* Texto selecionado:
O Tribunal da Relação de Coimbra (TRC) decidiu que não é possível operar a redução de um negócio inválido por vício de forma.
O caso
Reclamando que um imóvel lhe tinha sido doado verbalmente pelo seu pai, entretanto falecido, e que desde 1984 que o habitava, uma das herdeiras recorreu a tribunal pedindo a redução dessa doação, relativamente à falta de forma, e o reconhecimento do direito de propriedade sobre o imóvel, por usucapião. As restantes herdeiras contestaram, tendo a ação sido julgada improcedente, decisão da qual foi interposto recurso para o TRC.
Apreciação do Tribunal da Relação de Coimbra
O TRC julgou improcedente o recurso ao decidir que não é possível operar a redução de um negócio inválido por vício de forma.
A redução supõe uma invalidade parcial do negócio, um vício que afete apenas alguma ou algumas das suas cláusulas, sendo válidas as restantes estipulações não afetadas por essa invalidade, podendo subsistir por si e mantendo-se o mesmo negócio. Sendo o vício de forma total, ficaria afastada a possibilidade ocorrer qualquer redução por não existir resto válido a salvaguardar. Esse vício de forma pode permitir a conversão do negócio nulo, mas nunca a sua redução. Não sendo defensável que, perante um negócio nulo, por falta de forma, o mesmo possa ser reduzido às declarações negociais constantes do mesmo, que deviam ser formalizadas e não o foram, para tornar válido o negócio, mesmo sem a necessária forma legal.

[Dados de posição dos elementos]
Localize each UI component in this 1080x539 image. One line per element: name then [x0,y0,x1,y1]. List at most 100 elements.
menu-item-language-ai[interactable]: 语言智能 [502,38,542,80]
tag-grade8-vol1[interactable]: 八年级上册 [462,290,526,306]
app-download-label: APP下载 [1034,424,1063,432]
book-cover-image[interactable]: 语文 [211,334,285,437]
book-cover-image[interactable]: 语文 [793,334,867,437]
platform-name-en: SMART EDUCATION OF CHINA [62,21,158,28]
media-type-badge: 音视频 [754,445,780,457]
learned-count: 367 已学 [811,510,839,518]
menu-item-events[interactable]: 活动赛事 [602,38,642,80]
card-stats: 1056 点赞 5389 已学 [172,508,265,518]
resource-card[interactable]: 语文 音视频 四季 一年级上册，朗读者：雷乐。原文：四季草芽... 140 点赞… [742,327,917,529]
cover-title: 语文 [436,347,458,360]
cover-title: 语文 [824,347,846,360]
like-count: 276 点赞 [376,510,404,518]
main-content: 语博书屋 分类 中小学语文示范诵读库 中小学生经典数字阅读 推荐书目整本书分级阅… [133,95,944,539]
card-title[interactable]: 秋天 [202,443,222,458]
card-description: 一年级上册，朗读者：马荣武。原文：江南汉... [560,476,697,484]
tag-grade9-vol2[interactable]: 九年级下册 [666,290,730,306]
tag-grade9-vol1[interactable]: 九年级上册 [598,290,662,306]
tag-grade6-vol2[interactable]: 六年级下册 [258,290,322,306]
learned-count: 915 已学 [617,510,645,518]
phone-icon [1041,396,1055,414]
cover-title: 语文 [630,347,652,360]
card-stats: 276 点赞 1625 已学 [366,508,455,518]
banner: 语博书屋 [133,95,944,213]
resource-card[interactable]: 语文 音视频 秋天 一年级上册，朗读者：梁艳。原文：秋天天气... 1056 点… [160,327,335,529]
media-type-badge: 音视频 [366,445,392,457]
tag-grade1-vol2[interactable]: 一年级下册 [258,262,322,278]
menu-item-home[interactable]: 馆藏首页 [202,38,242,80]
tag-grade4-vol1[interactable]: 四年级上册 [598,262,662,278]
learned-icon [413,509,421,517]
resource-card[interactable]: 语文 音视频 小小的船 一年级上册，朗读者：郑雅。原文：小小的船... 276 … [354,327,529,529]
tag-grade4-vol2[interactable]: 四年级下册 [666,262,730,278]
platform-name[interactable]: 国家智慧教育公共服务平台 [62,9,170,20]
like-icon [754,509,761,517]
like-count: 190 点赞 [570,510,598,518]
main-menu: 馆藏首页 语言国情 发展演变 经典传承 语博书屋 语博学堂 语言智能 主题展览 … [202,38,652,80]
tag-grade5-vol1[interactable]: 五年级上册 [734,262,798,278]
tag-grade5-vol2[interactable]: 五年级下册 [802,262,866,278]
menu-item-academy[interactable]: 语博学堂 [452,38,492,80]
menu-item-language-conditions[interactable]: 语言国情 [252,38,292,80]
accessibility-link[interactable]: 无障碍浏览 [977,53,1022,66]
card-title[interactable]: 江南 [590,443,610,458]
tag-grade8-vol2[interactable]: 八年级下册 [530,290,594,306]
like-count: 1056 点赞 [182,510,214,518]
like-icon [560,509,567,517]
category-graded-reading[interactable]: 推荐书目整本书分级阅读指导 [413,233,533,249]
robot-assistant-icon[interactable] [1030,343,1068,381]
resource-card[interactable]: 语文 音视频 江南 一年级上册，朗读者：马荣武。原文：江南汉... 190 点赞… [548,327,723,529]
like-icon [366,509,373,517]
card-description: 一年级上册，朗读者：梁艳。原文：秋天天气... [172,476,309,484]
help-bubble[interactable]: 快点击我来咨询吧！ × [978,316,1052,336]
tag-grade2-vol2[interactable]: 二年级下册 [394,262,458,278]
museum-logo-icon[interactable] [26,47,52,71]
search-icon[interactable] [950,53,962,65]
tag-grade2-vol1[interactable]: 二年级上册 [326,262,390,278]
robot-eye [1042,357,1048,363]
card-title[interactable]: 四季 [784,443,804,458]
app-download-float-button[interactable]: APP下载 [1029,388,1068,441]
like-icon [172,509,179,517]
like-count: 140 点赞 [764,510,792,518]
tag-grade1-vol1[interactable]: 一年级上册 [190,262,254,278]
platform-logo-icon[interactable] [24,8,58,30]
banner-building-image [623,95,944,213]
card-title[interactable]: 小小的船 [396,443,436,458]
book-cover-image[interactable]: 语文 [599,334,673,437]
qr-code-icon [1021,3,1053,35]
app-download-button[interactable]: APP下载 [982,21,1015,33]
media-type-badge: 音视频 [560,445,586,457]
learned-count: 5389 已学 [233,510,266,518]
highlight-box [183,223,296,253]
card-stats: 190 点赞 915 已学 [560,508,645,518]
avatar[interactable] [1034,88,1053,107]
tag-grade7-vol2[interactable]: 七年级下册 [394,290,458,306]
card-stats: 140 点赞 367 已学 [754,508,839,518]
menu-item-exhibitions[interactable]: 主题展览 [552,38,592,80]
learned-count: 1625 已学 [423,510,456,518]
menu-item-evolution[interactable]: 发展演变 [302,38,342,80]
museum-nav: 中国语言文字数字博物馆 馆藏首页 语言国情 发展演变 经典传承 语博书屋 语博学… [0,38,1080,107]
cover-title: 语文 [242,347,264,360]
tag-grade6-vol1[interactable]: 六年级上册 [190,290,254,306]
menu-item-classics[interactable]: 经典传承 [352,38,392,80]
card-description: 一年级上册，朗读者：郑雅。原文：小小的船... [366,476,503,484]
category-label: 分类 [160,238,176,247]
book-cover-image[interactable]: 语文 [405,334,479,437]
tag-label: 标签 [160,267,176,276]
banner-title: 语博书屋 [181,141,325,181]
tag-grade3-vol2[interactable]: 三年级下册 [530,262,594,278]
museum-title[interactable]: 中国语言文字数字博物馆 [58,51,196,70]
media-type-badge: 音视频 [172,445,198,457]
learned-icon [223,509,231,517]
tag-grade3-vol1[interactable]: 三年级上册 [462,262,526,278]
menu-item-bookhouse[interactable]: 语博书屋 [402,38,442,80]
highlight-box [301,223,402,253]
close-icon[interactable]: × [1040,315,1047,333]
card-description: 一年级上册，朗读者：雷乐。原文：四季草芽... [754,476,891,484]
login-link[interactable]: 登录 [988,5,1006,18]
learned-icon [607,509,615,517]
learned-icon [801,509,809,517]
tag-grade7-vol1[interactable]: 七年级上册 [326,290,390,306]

* Enunciado 1: Reescreva as linhas desde a primeira até à linha que contém "cover-title: 语文 [436,347,458,360]", ambas incluídas, trocando "book-cover-image" por "cover-image" e deixando tudo o resto igual.
* Enunciado 2: Prossiga o texto sobre a decisão do TRC acerca da redução de negócios inválidos por vício de forma, a partir do ponto em que termina.
O texto e as linhas não têm qualquer relação entre si.

* Resposta escrita 1:
Localize each UI component in this 1080x539 image. One line per element: name then [x0,y0,x1,y1]. List at most 100 elements.
menu-item-language-ai[interactable]: 语言智能 [502,38,542,80]
tag-grade8-vol1[interactable]: 八年级上册 [462,290,526,306]
app-download-label: APP下载 [1034,424,1063,432]
cover-image[interactable]: 语文 [211,334,285,437]
cover-image[interactable]: 语文 [793,334,867,437]
platform-name-en: SMART EDUCATION OF CHINA [62,21,158,28]
media-type-badge: 音视频 [754,445,780,457]
learned-count: 367 已学 [811,510,839,518]
menu-item-events[interactable]: 活动赛事 [602,38,642,80]
card-stats: 1056 点赞 5389 已学 [172,508,265,518]
resource-card[interactable]: 语文 音视频 四季 一年级上册，朗读者：雷乐。原文：四季草芽... 140 点赞… [742,327,917,529]
cover-title: 语文 [436,347,458,360]

* Resposta escrita 2:
Quanto à aquisição do imóvel por usucapião, a posse, com certas características e mantida por certo lapso de tempo, pode conduzir à aquisição do direito de propriedade. Mas para que tal aconteça tem de existir, primeiramente, uma verdadeira posse. Ora a ocupação do imóvel com base na autorização do proprietário constitui uma situação de mera detenção, insuscetível de conduzir à sua aquisição por usucapião.
Também a realização de obras, o seu pagamento e o pagamento de impostos referentes ao imóvel são insuficientes para configurar uma situação de inversão do título da posse, necessária à aquisição por usucapião, especialmente quando exista relação familiar entre o proprietário e o detentor.
Por último, a norma que estabelece que o cônjuge sobrevivo tem direito a ser encabeçado, no momento da partilha, no direito de habitação da casa de morada da família e no direito de uso do respetivo recheio, devendo tornas aos co-herdeiros se o valor recebido exceder o da sua parte sucessória e meação, se a houver, não é analogicamente aplicável a outro herdeiro que tenha instalado a sua casa de morada de família em prédio integrado na herança indivisa.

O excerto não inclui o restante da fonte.